→ Work required
Omit all pictures. Copy the rest of the material exactly.

→ Information shown
---

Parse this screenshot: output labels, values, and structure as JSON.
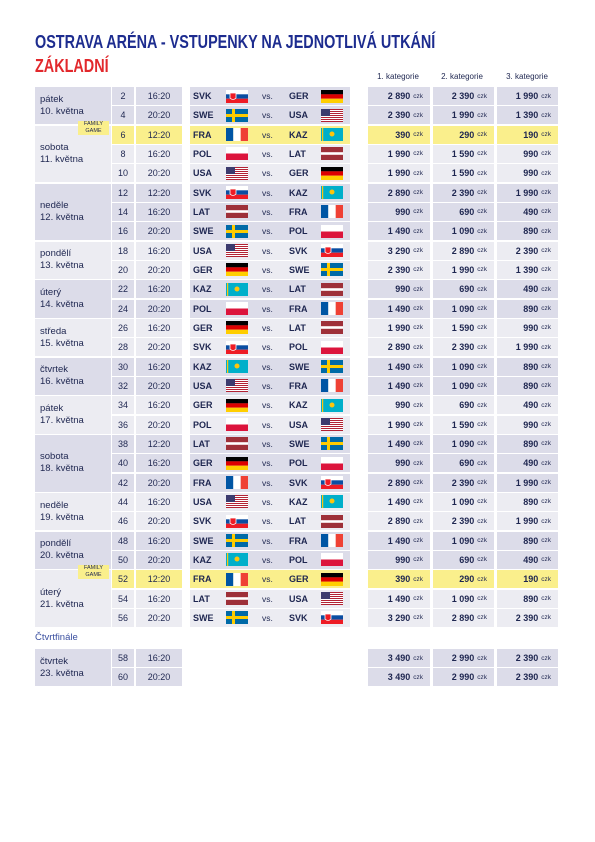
{
  "header": {
    "title": "OSTRAVA ARÉNA - VSTUPENKY NA JEDNOTLIVÁ UTKÁNÍ",
    "subtitle": "ZÁKLADNÍ",
    "categories": [
      "1. kategorie",
      "2. kategorie",
      "3. kategorie"
    ]
  },
  "vs": "vs.",
  "currency": "czk",
  "family_label": "FAMILY GAME",
  "groups": [
    {
      "day": "pátek",
      "date": "10. května",
      "matches": [
        {
          "no": 2,
          "time": "16:20",
          "home": "SVK",
          "away": "GER",
          "prices": [
            "2 890",
            "2 390",
            "1 990"
          ]
        },
        {
          "no": 4,
          "time": "20:20",
          "home": "SWE",
          "away": "USA",
          "prices": [
            "2 390",
            "1 990",
            "1 390"
          ]
        }
      ]
    },
    {
      "day": "sobota",
      "date": "11. května",
      "matches": [
        {
          "no": 6,
          "time": "12:20",
          "home": "FRA",
          "away": "KAZ",
          "prices": [
            "390",
            "290",
            "190"
          ],
          "family": true
        },
        {
          "no": 8,
          "time": "16:20",
          "home": "POL",
          "away": "LAT",
          "prices": [
            "1 990",
            "1 590",
            "990"
          ]
        },
        {
          "no": 10,
          "time": "20:20",
          "home": "USA",
          "away": "GER",
          "prices": [
            "1 990",
            "1 590",
            "990"
          ]
        }
      ]
    },
    {
      "day": "neděle",
      "date": "12. května",
      "matches": [
        {
          "no": 12,
          "time": "12:20",
          "home": "SVK",
          "away": "KAZ",
          "prices": [
            "2 890",
            "2 390",
            "1 990"
          ]
        },
        {
          "no": 14,
          "time": "16:20",
          "home": "LAT",
          "away": "FRA",
          "prices": [
            "990",
            "690",
            "490"
          ]
        },
        {
          "no": 16,
          "time": "20:20",
          "home": "SWE",
          "away": "POL",
          "prices": [
            "1 490",
            "1 090",
            "890"
          ]
        }
      ]
    },
    {
      "day": "pondělí",
      "date": "13. května",
      "matches": [
        {
          "no": 18,
          "time": "16:20",
          "home": "USA",
          "away": "SVK",
          "prices": [
            "3 290",
            "2 890",
            "2 390"
          ]
        },
        {
          "no": 20,
          "time": "20:20",
          "home": "GER",
          "away": "SWE",
          "prices": [
            "2 390",
            "1 990",
            "1 390"
          ]
        }
      ]
    },
    {
      "day": "úterý",
      "date": "14. května",
      "matches": [
        {
          "no": 22,
          "time": "16:20",
          "home": "KAZ",
          "away": "LAT",
          "prices": [
            "990",
            "690",
            "490"
          ]
        },
        {
          "no": 24,
          "time": "20:20",
          "home": "POL",
          "away": "FRA",
          "prices": [
            "1 490",
            "1 090",
            "890"
          ]
        }
      ]
    },
    {
      "day": "středa",
      "date": "15. května",
      "matches": [
        {
          "no": 26,
          "time": "16:20",
          "home": "GER",
          "away": "LAT",
          "prices": [
            "1 990",
            "1 590",
            "990"
          ]
        },
        {
          "no": 28,
          "time": "20:20",
          "home": "SVK",
          "away": "POL",
          "prices": [
            "2 890",
            "2 390",
            "1 990"
          ]
        }
      ]
    },
    {
      "day": "čtvrtek",
      "date": "16. května",
      "matches": [
        {
          "no": 30,
          "time": "16:20",
          "home": "KAZ",
          "away": "SWE",
          "prices": [
            "1 490",
            "1 090",
            "890"
          ]
        },
        {
          "no": 32,
          "time": "20:20",
          "home": "USA",
          "away": "FRA",
          "prices": [
            "1 490",
            "1 090",
            "890"
          ]
        }
      ]
    },
    {
      "day": "pátek",
      "date": "17. května",
      "matches": [
        {
          "no": 34,
          "time": "16:20",
          "home": "GER",
          "away": "KAZ",
          "prices": [
            "990",
            "690",
            "490"
          ]
        },
        {
          "no": 36,
          "time": "20:20",
          "home": "POL",
          "away": "USA",
          "prices": [
            "1 990",
            "1 590",
            "990"
          ]
        }
      ]
    },
    {
      "day": "sobota",
      "date": "18. května",
      "matches": [
        {
          "no": 38,
          "time": "12:20",
          "home": "LAT",
          "away": "SWE",
          "prices": [
            "1 490",
            "1 090",
            "890"
          ]
        },
        {
          "no": 40,
          "time": "16:20",
          "home": "GER",
          "away": "POL",
          "prices": [
            "990",
            "690",
            "490"
          ]
        },
        {
          "no": 42,
          "time": "20:20",
          "home": "FRA",
          "away": "SVK",
          "prices": [
            "2 890",
            "2 390",
            "1 990"
          ]
        }
      ]
    },
    {
      "day": "neděle",
      "date": "19. května",
      "matches": [
        {
          "no": 44,
          "time": "16:20",
          "home": "USA",
          "away": "KAZ",
          "prices": [
            "1 490",
            "1 090",
            "890"
          ]
        },
        {
          "no": 46,
          "time": "20:20",
          "home": "SVK",
          "away": "LAT",
          "prices": [
            "2 890",
            "2 390",
            "1 990"
          ]
        }
      ]
    },
    {
      "day": "pondělí",
      "date": "20. května",
      "matches": [
        {
          "no": 48,
          "time": "16:20",
          "home": "SWE",
          "away": "FRA",
          "prices": [
            "1 490",
            "1 090",
            "890"
          ]
        },
        {
          "no": 50,
          "time": "20:20",
          "home": "KAZ",
          "away": "POL",
          "prices": [
            "990",
            "690",
            "490"
          ]
        }
      ]
    },
    {
      "day": "úterý",
      "date": "21. května",
      "matches": [
        {
          "no": 52,
          "time": "12:20",
          "home": "FRA",
          "away": "GER",
          "prices": [
            "390",
            "290",
            "190"
          ],
          "family": true
        },
        {
          "no": 54,
          "time": "16:20",
          "home": "LAT",
          "away": "USA",
          "prices": [
            "1 490",
            "1 090",
            "890"
          ]
        },
        {
          "no": 56,
          "time": "20:20",
          "home": "SWE",
          "away": "SVK",
          "prices": [
            "3 290",
            "2 890",
            "2 390"
          ]
        }
      ]
    }
  ],
  "playoff": {
    "title": "Čtvrtfinále",
    "groups": [
      {
        "day": "čtvrtek",
        "date": "23. května",
        "matches": [
          {
            "no": 58,
            "time": "16:20",
            "prices": [
              "3 490",
              "2 990",
              "2 390"
            ]
          },
          {
            "no": 60,
            "time": "20:20",
            "prices": [
              "3 490",
              "2 990",
              "2 390"
            ]
          }
        ]
      }
    ]
  }
}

---

→ Written answer
Parse this screenshot: output labels, values, and structure as JSON.
{
  "header": {
    "title": "OSTRAVA ARÉNA - VSTUPENKY NA JEDNOTLIVÁ UTKÁNÍ",
    "subtitle": "ZÁKLADNÍ",
    "categories": [
      "1. kategorie",
      "2. kategorie",
      "3. kategorie"
    ]
  },
  "vs": "vs.",
  "currency": "czk",
  "family_label": "FAMILY GAME",
  "groups": [
    {
      "day": "pátek",
      "date": "10. května",
      "matches": [
        {
          "no": 2,
          "time": "16:20",
          "home": "SVK",
          "away": "GER",
          "prices": [
            "2 890",
            "2 390",
            "1 990"
          ]
        },
        {
          "no": 4,
          "time": "20:20",
          "home": "SWE",
          "away": "USA",
          "prices": [
            "2 390",
            "1 990",
            "1 390"
          ]
        }
      ]
    },
    {
      "day": "sobota",
      "date": "11. května",
      "matches": [
        {
          "no": 6,
          "time": "12:20",
          "home": "FRA",
          "away": "KAZ",
          "prices": [
            "390",
            "290",
            "190"
          ],
          "family": true
        },
        {
          "no": 8,
          "time": "16:20",
          "home": "POL",
          "away": "LAT",
          "prices": [
            "1 990",
            "1 590",
            "990"
          ]
        },
        {
          "no": 10,
          "time": "20:20",
          "home": "USA",
          "away": "GER",
          "prices": [
            "1 990",
            "1 590",
            "990"
          ]
        }
      ]
    },
    {
      "day": "neděle",
      "date": "12. května",
      "matches": [
        {
          "no": 12,
          "time": "12:20",
          "home": "SVK",
          "away": "KAZ",
          "prices": [
            "2 890",
            "2 390",
            "1 990"
          ]
        },
        {
          "no": 14,
          "time": "16:20",
          "home": "LAT",
          "away": "FRA",
          "prices": [
            "990",
            "690",
            "490"
          ]
        },
        {
          "no": 16,
          "time": "20:20",
          "home": "SWE",
          "away": "POL",
          "prices": [
            "1 490",
            "1 090",
            "890"
          ]
        }
      ]
    },
    {
      "day": "pondělí",
      "date": "13. května",
      "matches": [
        {
          "no": 18,
          "time": "16:20",
          "home": "USA",
          "away": "SVK",
          "prices": [
            "3 290",
            "2 890",
            "2 390"
          ]
        },
        {
          "no": 20,
          "time": "20:20",
          "home": "GER",
          "away": "SWE",
          "prices": [
            "2 390",
            "1 990",
            "1 390"
          ]
        }
      ]
    },
    {
      "day": "úterý",
      "date": "14. května",
      "matches": [
        {
          "no": 22,
          "time": "16:20",
          "home": "KAZ",
          "away": "LAT",
          "prices": [
            "990",
            "690",
            "490"
          ]
        },
        {
          "no": 24,
          "time": "20:20",
          "home": "POL",
          "away": "FRA",
          "prices": [
            "1 490",
            "1 090",
            "890"
          ]
        }
      ]
    },
    {
      "day": "středa",
      "date": "15. května",
      "matches": [
        {
          "no": 26,
          "time": "16:20",
          "home": "GER",
          "away": "LAT",
          "prices": [
            "1 990",
            "1 590",
            "990"
          ]
        },
        {
          "no": 28,
          "time": "20:20",
          "home": "SVK",
          "away": "POL",
          "prices": [
            "2 890",
            "2 390",
            "1 990"
          ]
        }
      ]
    },
    {
      "day": "čtvrtek",
      "date": "16. května",
      "matches": [
        {
          "no": 30,
          "time": "16:20",
          "home": "KAZ",
          "away": "SWE",
          "prices": [
            "1 490",
            "1 090",
            "890"
          ]
        },
        {
          "no": 32,
          "time": "20:20",
          "home": "USA",
          "away": "FRA",
          "prices": [
            "1 490",
            "1 090",
            "890"
          ]
        }
      ]
    },
    {
      "day": "pátek",
      "date": "17. května",
      "matches": [
        {
          "no": 34,
          "time": "16:20",
          "home": "GER",
          "away": "KAZ",
          "prices": [
            "990",
            "690",
            "490"
          ]
        },
        {
          "no": 36,
          "time": "20:20",
          "home": "POL",
          "away": "USA",
          "prices": [
            "1 990",
            "1 590",
            "990"
          ]
        }
      ]
    },
    {
      "day": "sobota",
      "date": "18. května",
      "matches": [
        {
          "no": 38,
          "time": "12:20",
          "home": "LAT",
          "away": "SWE",
          "prices": [
            "1 490",
            "1 090",
            "890"
          ]
        },
        {
          "no": 40,
          "time": "16:20",
          "home": "GER",
          "away": "POL",
          "prices": [
            "990",
            "690",
            "490"
          ]
        },
        {
          "no": 42,
          "time": "20:20",
          "home": "FRA",
          "away": "SVK",
          "prices": [
            "2 890",
            "2 390",
            "1 990"
          ]
        }
      ]
    },
    {
      "day": "neděle",
      "date": "19. května",
      "matches": [
        {
          "no": 44,
          "time": "16:20",
          "home": "USA",
          "away": "KAZ",
          "prices": [
            "1 490",
            "1 090",
            "890"
          ]
        },
        {
          "no": 46,
          "time": "20:20",
          "home": "SVK",
          "away": "LAT",
          "prices": [
            "2 890",
            "2 390",
            "1 990"
          ]
        }
      ]
    },
    {
      "day": "pondělí",
      "date": "20. května",
      "matches": [
        {
          "no": 48,
          "time": "16:20",
          "home": "SWE",
          "away": "FRA",
          "prices": [
            "1 490",
            "1 090",
            "890"
          ]
        },
        {
          "no": 50,
          "time": "20:20",
          "home": "KAZ",
          "away": "POL",
          "prices": [
            "990",
            "690",
            "490"
          ]
        }
      ]
    },
    {
      "day": "úterý",
      "date": "21. května",
      "matches": [
        {
          "no": 52,
          "time": "12:20",
          "home": "FRA",
          "away": "GER",
          "prices": [
            "390",
            "290",
            "190"
          ],
          "family": true
        },
        {
          "no": 54,
          "time": "16:20",
          "home": "LAT",
          "away": "USA",
          "prices": [
            "1 490",
            "1 090",
            "890"
          ]
        },
        {
          "no": 56,
          "time": "20:20",
          "home": "SWE",
          "away": "SVK",
          "prices": [
            "3 290",
            "2 890",
            "2 390"
          ]
        }
      ]
    }
  ],
  "playoff": {
    "title": "Čtvrtfinále",
    "groups": [
      {
        "day": "čtvrtek",
        "date": "23. května",
        "matches": [
          {
            "no": 58,
            "time": "16:20",
            "prices": [
              "3 490",
              "2 990",
              "2 390"
            ]
          },
          {
            "no": 60,
            "time": "20:20",
            "prices": [
              "3 490",
              "2 990",
              "2 390"
            ]
          }
        ]
      }
    ]
  }
}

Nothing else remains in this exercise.